[Dataset records]

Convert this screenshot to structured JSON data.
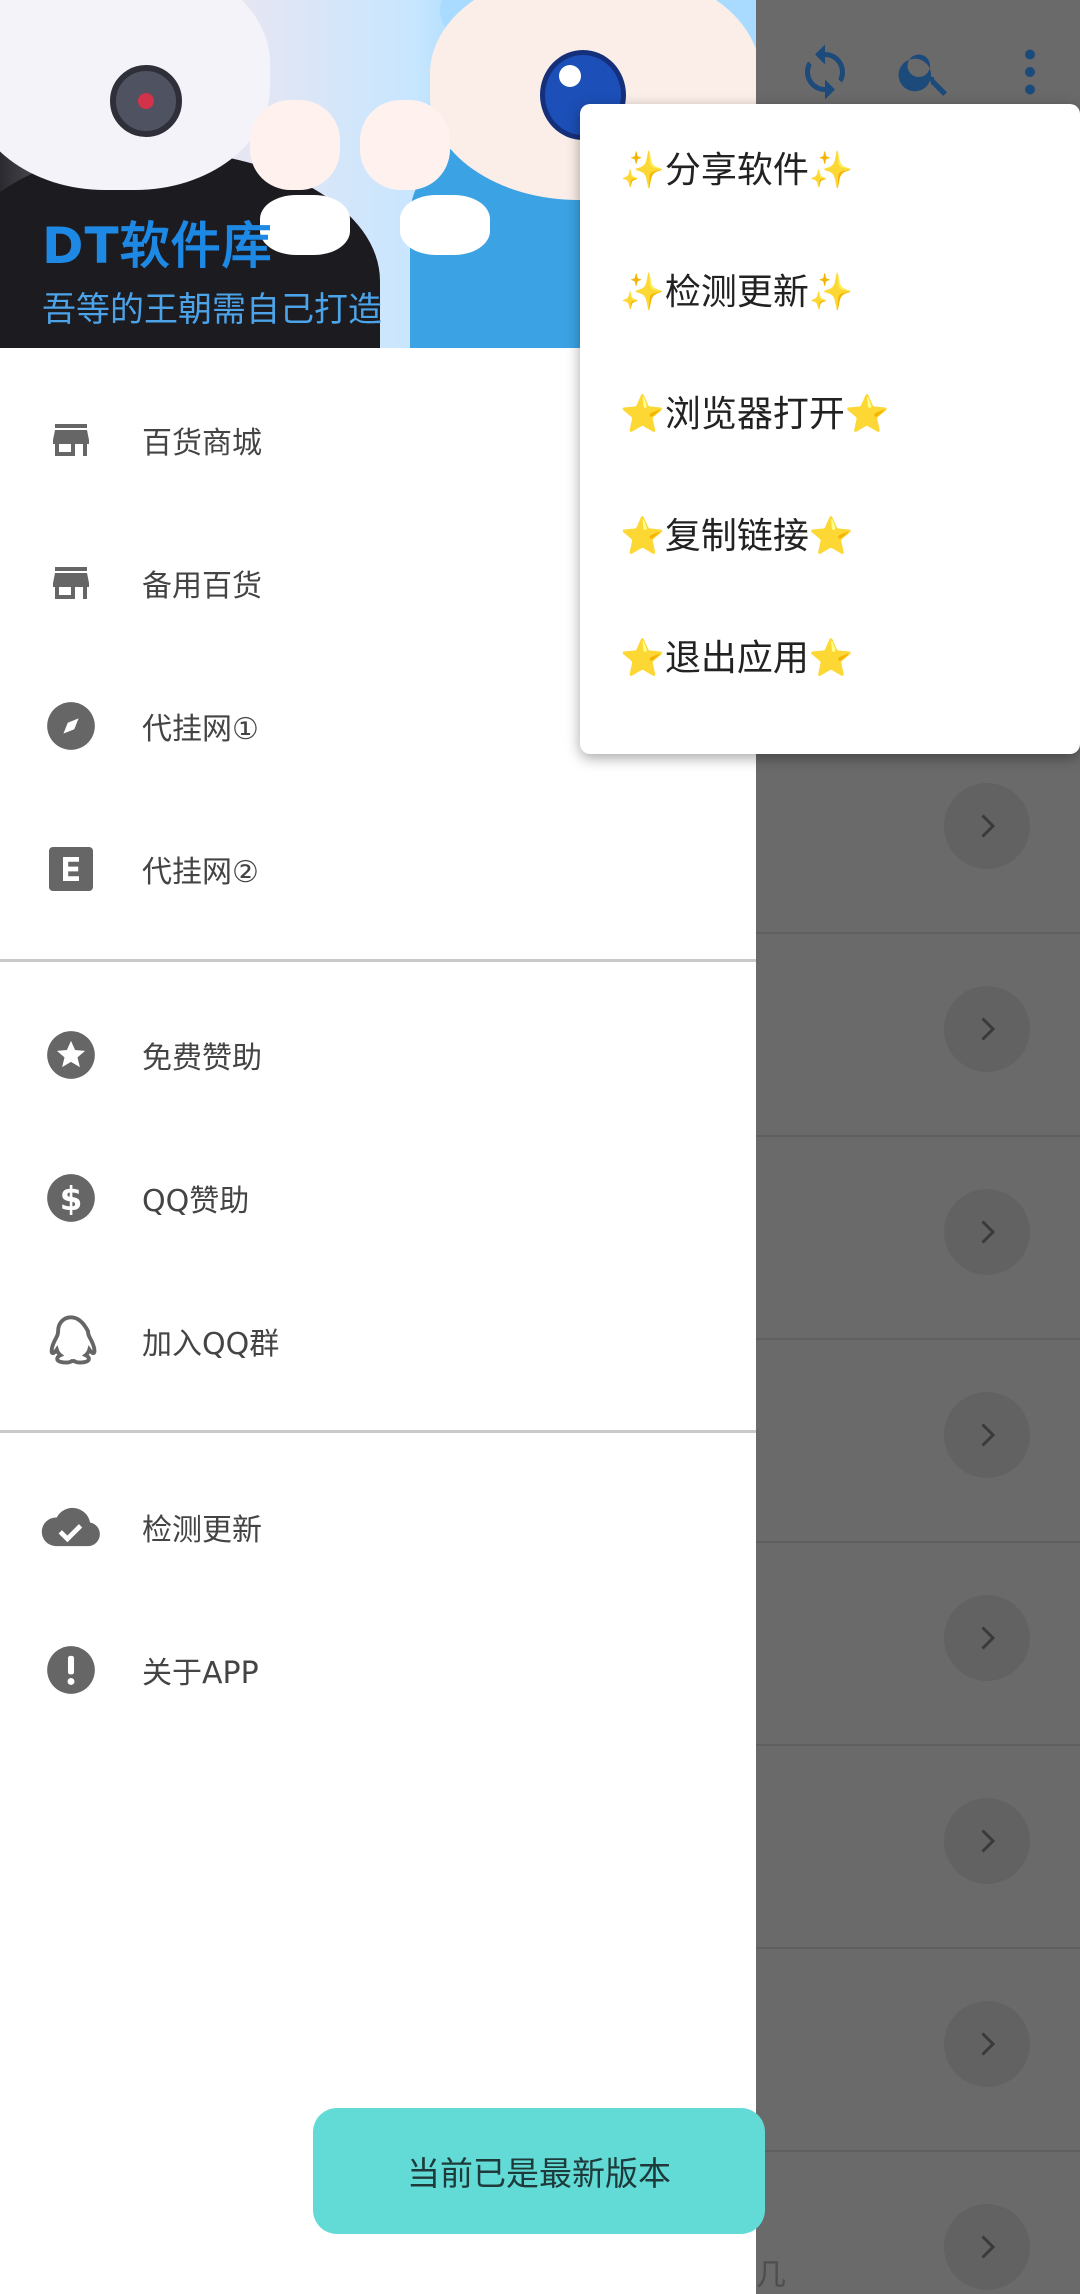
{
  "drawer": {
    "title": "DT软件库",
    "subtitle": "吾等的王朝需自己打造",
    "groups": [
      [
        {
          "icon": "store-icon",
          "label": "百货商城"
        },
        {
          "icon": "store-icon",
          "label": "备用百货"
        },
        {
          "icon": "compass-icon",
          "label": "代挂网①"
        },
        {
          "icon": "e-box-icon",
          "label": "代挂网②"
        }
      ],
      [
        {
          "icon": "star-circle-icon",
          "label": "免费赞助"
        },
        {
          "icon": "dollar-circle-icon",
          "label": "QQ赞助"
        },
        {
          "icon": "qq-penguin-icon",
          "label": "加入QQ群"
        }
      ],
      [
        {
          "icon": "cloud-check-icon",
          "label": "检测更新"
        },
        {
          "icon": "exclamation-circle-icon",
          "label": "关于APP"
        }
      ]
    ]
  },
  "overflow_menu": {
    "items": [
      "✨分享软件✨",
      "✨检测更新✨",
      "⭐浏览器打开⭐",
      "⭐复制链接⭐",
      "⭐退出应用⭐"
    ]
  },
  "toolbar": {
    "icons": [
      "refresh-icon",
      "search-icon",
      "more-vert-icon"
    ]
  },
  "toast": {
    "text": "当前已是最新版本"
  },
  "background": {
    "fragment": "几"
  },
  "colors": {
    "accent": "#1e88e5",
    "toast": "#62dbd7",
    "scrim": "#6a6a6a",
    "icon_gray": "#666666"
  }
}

* * *

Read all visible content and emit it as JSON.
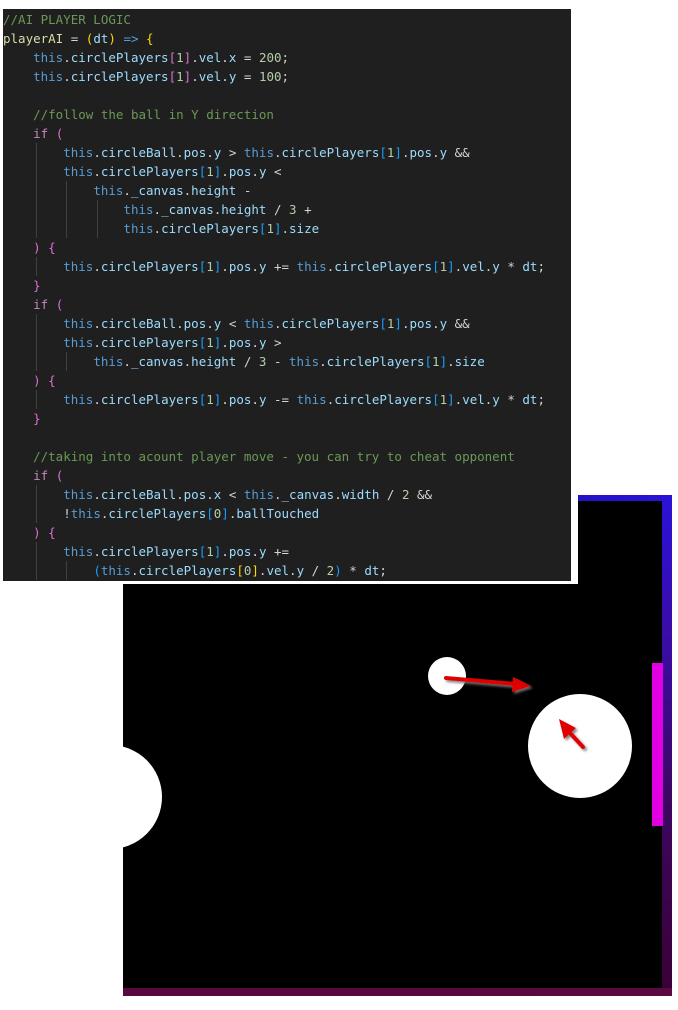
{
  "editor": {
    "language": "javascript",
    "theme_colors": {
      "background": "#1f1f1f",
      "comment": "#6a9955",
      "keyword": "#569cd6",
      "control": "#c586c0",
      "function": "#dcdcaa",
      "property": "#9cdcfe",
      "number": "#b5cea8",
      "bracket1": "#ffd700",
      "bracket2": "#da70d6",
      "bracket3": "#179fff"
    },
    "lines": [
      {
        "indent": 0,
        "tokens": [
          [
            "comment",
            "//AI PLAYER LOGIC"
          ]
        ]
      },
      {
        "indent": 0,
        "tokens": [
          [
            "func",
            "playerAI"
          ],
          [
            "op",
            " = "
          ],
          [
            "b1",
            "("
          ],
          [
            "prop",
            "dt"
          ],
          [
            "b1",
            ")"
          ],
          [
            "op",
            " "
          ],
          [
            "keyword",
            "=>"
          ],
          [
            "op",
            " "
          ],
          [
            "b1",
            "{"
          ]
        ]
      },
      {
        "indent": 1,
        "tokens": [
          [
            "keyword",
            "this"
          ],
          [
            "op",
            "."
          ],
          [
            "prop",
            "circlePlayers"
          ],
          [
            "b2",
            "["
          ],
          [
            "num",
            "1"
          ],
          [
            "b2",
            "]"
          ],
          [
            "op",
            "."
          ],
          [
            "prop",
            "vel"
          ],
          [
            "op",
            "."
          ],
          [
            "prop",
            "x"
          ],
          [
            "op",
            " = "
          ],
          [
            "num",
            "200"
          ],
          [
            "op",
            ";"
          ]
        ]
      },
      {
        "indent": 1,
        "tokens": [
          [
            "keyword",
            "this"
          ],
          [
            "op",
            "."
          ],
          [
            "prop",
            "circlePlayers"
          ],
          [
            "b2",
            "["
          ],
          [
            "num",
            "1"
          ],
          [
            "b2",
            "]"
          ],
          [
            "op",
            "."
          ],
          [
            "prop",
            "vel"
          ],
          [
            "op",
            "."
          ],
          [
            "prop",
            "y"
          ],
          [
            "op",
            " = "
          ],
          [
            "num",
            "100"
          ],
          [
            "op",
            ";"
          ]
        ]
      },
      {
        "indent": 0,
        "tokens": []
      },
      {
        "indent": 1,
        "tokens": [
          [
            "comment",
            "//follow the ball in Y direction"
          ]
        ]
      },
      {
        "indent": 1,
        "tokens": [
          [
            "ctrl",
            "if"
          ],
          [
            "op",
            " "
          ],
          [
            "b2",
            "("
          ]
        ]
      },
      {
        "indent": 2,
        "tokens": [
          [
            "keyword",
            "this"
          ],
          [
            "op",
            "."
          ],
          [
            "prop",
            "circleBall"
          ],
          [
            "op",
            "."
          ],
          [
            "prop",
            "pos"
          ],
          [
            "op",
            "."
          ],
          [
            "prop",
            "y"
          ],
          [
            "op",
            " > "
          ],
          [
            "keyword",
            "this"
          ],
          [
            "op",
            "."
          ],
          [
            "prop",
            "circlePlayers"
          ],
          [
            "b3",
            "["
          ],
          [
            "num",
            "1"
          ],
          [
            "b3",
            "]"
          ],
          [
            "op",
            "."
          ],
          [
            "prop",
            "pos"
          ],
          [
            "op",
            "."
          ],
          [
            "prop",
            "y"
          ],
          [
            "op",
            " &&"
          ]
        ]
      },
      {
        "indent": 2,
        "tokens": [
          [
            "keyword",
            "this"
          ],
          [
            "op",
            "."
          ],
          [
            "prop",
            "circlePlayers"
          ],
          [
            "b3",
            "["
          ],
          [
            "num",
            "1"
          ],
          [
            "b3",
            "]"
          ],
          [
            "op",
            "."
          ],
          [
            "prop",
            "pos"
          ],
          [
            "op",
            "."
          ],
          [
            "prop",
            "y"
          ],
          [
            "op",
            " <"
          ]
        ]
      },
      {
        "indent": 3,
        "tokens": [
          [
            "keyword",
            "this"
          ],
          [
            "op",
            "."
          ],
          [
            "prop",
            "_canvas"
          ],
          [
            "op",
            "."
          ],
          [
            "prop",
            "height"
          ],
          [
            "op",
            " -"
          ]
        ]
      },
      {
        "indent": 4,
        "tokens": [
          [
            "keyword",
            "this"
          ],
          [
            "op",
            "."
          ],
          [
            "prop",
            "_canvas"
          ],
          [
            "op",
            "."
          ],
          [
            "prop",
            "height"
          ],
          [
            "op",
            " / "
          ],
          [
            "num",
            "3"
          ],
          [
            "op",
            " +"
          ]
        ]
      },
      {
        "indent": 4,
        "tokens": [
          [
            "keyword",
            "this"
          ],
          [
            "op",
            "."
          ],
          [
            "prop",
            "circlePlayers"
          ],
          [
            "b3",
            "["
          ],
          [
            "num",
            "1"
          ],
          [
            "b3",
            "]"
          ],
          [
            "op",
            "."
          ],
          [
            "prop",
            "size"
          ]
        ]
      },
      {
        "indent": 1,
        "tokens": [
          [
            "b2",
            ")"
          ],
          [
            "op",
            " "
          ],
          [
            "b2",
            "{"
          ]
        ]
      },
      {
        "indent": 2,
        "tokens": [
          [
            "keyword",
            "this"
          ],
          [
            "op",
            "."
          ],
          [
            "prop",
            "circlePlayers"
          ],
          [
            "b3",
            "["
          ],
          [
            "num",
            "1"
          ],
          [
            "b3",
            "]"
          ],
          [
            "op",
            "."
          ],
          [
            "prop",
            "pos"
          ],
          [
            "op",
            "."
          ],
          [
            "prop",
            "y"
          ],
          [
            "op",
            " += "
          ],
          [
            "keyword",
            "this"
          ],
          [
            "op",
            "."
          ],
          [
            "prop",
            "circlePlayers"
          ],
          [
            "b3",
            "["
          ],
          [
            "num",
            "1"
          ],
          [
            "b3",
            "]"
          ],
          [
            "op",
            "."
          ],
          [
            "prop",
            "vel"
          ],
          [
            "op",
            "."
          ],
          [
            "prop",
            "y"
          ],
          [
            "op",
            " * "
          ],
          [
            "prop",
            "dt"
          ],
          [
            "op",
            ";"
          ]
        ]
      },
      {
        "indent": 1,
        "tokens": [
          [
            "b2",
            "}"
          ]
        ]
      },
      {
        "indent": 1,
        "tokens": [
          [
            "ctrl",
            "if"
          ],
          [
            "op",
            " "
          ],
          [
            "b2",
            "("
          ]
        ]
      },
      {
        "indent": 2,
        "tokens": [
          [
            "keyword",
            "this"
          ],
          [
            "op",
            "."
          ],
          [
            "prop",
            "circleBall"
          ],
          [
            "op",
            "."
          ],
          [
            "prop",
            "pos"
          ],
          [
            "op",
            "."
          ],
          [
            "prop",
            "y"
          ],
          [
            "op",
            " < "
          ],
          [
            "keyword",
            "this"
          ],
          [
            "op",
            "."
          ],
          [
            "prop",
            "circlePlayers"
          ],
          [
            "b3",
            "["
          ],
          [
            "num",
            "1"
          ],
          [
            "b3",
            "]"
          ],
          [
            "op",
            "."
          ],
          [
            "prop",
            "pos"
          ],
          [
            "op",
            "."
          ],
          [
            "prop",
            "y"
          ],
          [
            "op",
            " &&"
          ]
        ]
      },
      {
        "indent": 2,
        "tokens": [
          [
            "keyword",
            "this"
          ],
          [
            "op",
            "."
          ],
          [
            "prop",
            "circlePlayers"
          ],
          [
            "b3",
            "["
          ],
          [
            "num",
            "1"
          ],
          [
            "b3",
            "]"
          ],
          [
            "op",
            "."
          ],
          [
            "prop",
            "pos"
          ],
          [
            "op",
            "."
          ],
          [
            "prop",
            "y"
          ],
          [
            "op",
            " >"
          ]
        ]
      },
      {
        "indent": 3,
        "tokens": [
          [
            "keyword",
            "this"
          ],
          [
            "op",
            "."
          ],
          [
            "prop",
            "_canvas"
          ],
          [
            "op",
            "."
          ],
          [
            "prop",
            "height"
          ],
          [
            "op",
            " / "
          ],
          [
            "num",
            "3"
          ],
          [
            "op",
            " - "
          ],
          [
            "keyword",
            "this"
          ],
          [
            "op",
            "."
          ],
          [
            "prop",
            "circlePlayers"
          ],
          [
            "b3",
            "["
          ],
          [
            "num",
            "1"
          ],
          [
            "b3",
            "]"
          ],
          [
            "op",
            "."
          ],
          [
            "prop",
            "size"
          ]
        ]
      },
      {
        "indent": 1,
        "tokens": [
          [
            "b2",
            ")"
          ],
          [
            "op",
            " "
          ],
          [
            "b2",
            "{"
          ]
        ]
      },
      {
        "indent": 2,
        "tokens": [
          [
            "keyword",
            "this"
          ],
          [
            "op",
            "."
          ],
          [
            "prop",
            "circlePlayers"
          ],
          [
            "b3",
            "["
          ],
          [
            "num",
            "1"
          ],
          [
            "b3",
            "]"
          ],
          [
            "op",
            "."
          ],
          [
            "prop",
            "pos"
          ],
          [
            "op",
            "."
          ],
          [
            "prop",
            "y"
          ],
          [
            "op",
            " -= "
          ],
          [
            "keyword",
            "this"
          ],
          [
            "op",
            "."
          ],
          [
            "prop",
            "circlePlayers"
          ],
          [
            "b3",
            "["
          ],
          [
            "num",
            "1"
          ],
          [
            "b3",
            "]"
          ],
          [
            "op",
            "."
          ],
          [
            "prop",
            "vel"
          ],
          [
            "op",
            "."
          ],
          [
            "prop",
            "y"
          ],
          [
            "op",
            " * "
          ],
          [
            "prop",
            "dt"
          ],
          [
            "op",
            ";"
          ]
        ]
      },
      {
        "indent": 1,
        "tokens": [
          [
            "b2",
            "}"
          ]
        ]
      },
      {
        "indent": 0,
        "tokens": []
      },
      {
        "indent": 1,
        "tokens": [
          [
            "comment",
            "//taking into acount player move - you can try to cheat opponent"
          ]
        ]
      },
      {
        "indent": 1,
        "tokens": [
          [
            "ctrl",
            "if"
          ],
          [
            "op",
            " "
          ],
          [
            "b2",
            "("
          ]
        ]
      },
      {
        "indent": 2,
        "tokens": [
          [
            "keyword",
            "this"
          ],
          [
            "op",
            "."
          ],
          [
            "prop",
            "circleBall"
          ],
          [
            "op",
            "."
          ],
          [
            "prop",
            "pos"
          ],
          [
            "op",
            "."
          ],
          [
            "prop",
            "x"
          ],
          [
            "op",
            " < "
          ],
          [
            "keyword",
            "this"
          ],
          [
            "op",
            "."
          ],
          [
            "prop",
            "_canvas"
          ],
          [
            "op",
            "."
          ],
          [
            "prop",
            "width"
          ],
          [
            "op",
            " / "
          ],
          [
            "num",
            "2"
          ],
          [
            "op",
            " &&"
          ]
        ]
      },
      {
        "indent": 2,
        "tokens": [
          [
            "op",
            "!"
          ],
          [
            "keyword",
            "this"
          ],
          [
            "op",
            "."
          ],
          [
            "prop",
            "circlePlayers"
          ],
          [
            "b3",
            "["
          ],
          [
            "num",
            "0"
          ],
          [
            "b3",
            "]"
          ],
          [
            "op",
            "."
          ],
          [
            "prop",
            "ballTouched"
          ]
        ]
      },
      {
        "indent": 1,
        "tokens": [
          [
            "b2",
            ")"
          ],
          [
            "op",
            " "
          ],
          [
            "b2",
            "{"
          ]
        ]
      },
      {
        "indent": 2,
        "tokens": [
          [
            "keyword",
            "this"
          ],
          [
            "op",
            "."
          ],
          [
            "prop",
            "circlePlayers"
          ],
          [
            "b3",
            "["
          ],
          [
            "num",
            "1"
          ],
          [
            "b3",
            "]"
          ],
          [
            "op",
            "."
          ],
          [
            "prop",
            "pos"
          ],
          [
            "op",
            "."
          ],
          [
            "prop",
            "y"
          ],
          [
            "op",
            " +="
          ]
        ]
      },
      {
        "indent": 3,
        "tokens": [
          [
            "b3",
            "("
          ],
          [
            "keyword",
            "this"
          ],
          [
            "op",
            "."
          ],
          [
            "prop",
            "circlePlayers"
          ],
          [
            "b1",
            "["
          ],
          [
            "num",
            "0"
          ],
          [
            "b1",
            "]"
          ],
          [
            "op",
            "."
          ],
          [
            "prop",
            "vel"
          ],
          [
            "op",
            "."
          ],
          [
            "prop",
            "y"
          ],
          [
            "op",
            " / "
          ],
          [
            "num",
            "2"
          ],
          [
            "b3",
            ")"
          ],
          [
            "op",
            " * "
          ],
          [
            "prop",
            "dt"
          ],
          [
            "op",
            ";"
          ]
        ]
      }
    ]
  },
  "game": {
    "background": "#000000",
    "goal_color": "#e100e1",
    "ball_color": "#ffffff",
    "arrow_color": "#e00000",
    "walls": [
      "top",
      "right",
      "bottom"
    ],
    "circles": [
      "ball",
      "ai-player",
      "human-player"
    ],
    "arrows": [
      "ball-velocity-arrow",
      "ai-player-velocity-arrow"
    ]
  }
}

§ **TASK OBJECTIVE**:
Scan the material above. Copy each line that holds the word "background".

§ **RESULT OF THIS TASK**:
  "background": {
      "background": "#1f1f1f",
    "background": "#000000",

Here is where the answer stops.